▸ **Task description**
Starting from the line containing "Type out the text in this image.", give again every line through the end of the entries, word for word. Pictures stay out of the copy.
_ _ _ _ _
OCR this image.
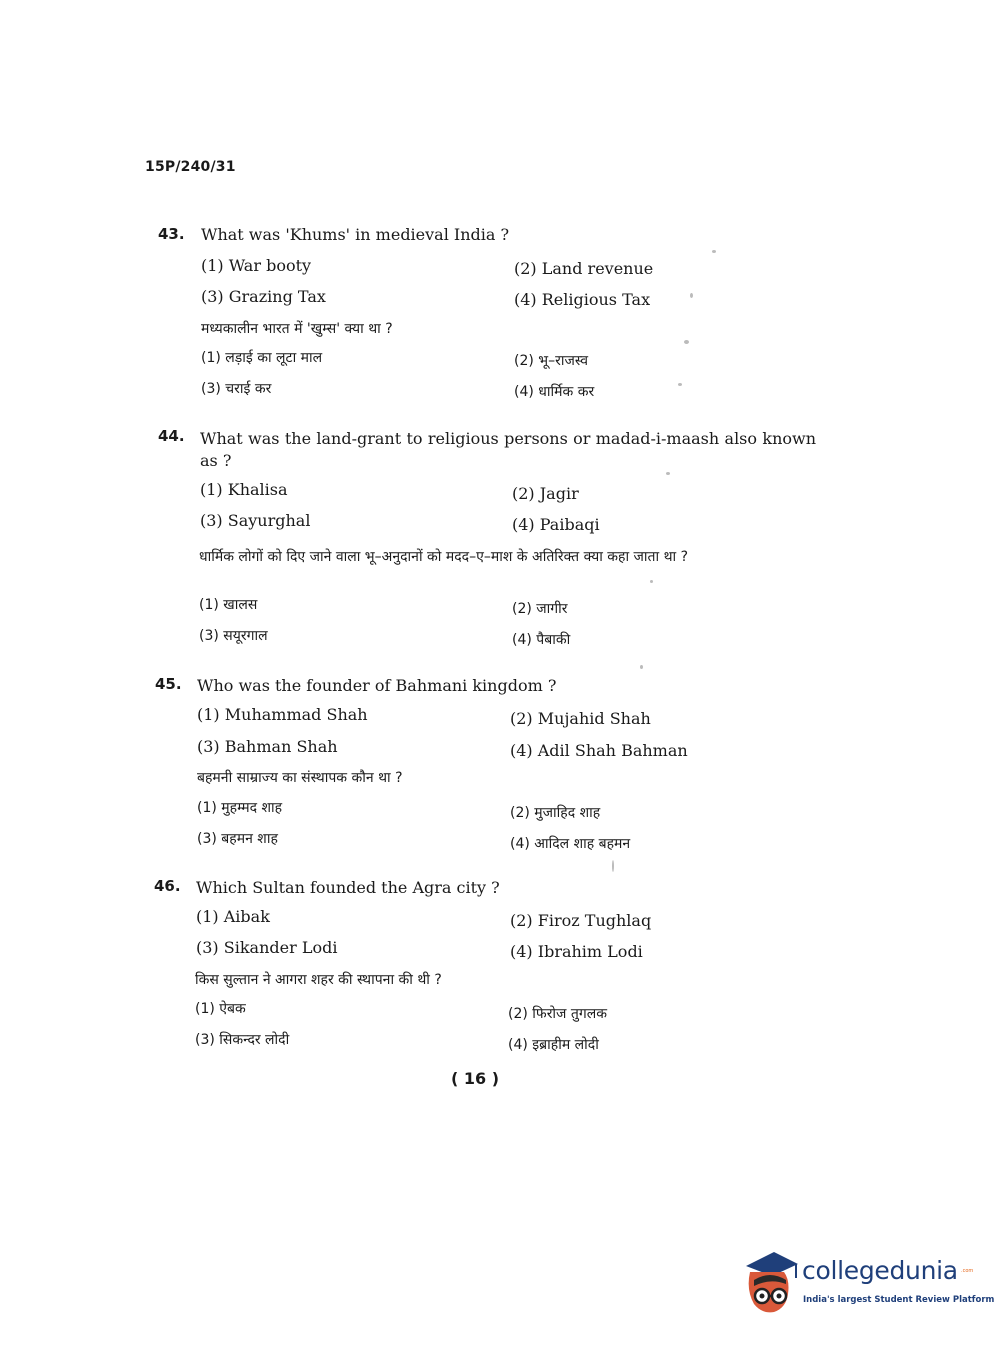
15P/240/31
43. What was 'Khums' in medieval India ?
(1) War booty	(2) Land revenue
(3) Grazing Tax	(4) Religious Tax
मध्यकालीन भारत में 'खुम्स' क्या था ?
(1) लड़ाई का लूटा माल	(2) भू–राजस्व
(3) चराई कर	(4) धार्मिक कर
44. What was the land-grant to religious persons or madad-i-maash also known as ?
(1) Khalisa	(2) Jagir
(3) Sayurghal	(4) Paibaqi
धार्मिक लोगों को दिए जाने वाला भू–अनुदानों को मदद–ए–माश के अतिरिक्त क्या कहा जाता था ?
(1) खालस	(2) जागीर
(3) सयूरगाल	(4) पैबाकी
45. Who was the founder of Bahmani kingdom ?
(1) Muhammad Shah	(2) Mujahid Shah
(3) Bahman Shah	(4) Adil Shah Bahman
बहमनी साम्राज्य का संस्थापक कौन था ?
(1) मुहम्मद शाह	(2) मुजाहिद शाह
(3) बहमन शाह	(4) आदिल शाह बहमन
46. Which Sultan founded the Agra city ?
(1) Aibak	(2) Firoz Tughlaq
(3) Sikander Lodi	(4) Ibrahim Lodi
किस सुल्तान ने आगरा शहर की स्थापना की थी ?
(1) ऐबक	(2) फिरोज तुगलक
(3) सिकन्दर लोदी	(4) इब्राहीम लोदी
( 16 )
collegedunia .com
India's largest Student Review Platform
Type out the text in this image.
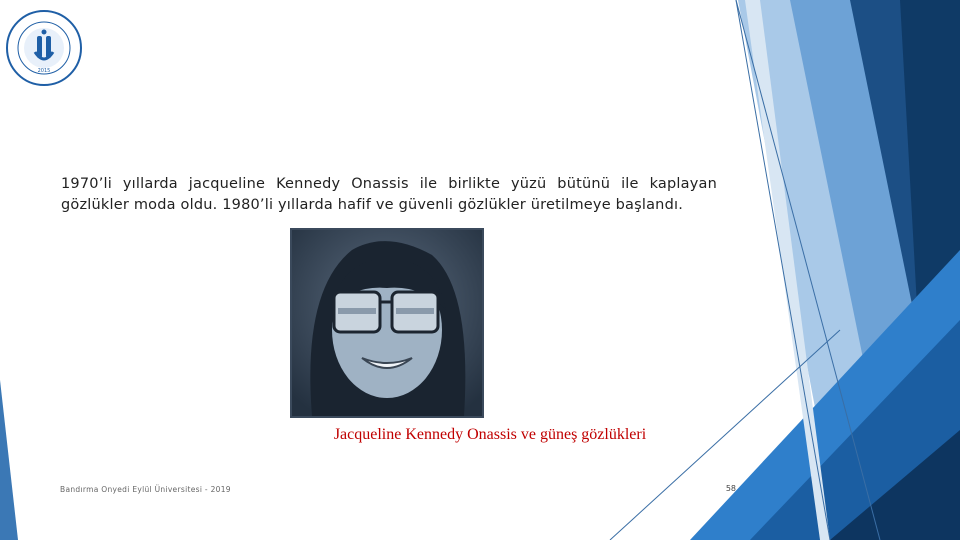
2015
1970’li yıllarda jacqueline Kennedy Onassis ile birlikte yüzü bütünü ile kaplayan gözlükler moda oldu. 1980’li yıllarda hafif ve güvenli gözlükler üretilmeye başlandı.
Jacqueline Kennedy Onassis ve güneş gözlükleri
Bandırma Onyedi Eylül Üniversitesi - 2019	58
_ _ _ _ _
▸ **Task result**
Type out the text in this image.
2015
1970’li yıllarda jacqueline Kennedy Onassis ile birlikte yüzü bütünü ile kaplayan gözlükler moda oldu. 1980’li yıllarda hafif ve güvenli gözlükler üretilmeye başlandı.
Jacqueline Kennedy Onassis ve güneş gözlükleri
Bandırma Onyedi Eylül Üniversitesi - 2019	58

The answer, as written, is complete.